------ SUPPLIED RECORDS

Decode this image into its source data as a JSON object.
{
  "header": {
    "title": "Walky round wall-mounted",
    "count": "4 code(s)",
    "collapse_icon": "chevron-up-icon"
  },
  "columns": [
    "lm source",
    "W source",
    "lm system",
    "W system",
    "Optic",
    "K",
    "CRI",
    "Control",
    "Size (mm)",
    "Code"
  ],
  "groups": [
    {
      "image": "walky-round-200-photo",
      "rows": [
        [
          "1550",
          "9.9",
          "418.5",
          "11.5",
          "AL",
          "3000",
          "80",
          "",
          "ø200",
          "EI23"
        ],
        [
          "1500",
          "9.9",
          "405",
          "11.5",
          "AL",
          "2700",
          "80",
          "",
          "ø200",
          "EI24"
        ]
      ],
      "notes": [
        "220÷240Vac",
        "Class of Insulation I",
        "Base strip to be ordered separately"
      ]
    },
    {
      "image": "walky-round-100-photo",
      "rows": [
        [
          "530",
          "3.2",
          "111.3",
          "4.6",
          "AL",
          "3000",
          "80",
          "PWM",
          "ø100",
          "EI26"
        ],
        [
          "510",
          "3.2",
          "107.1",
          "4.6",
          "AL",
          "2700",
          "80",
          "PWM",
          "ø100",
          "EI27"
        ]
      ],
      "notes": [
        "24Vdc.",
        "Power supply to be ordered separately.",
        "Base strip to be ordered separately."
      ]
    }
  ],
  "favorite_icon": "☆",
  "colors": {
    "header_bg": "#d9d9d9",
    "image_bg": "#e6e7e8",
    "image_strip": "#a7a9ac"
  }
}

------------

**GIVEN TASK**
Answer with one number only: how many lines above contain the word "Base".

**RESPONSE TO THE TASK**
2